=== Given data ===

"""

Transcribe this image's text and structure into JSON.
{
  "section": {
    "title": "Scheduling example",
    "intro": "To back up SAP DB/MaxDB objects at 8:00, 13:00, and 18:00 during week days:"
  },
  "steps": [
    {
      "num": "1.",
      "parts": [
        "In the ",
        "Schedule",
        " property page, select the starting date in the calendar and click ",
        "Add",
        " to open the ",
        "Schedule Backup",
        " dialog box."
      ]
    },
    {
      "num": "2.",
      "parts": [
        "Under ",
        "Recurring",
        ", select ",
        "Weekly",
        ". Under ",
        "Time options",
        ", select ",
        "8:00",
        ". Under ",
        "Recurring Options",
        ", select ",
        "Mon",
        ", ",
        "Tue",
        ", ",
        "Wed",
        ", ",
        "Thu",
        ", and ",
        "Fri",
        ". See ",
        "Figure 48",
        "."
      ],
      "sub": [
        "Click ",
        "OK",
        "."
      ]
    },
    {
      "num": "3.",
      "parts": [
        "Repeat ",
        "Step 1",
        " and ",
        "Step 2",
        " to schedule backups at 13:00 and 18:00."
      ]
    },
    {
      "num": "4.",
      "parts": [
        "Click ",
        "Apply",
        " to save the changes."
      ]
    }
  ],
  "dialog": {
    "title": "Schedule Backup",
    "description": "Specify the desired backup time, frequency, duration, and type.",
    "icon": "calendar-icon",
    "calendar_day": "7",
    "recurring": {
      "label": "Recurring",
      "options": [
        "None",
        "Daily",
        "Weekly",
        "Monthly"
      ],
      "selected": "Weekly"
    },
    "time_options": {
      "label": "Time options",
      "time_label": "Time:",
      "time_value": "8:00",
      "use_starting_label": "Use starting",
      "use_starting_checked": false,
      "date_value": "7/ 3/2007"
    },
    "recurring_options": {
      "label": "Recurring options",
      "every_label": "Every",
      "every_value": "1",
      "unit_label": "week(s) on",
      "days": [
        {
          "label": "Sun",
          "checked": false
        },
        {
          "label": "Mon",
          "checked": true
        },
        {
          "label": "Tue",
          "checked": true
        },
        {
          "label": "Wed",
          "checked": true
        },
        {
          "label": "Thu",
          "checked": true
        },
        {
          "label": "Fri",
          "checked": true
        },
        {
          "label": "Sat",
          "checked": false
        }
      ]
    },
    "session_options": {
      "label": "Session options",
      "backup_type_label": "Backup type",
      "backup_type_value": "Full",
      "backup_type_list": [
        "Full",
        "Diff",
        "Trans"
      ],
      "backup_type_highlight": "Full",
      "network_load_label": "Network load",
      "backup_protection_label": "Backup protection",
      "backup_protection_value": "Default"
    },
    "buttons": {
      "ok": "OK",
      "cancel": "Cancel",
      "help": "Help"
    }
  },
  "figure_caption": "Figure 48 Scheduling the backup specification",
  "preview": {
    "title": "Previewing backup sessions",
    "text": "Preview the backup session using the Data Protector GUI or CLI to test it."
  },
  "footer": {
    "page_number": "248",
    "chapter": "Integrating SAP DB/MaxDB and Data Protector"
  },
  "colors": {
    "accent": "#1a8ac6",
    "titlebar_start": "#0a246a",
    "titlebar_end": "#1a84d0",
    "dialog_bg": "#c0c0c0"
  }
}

"""

=== Work required ===
Count each line where the string "MaxDB" occurs, and write only the number.

=== Reply to the task ===
2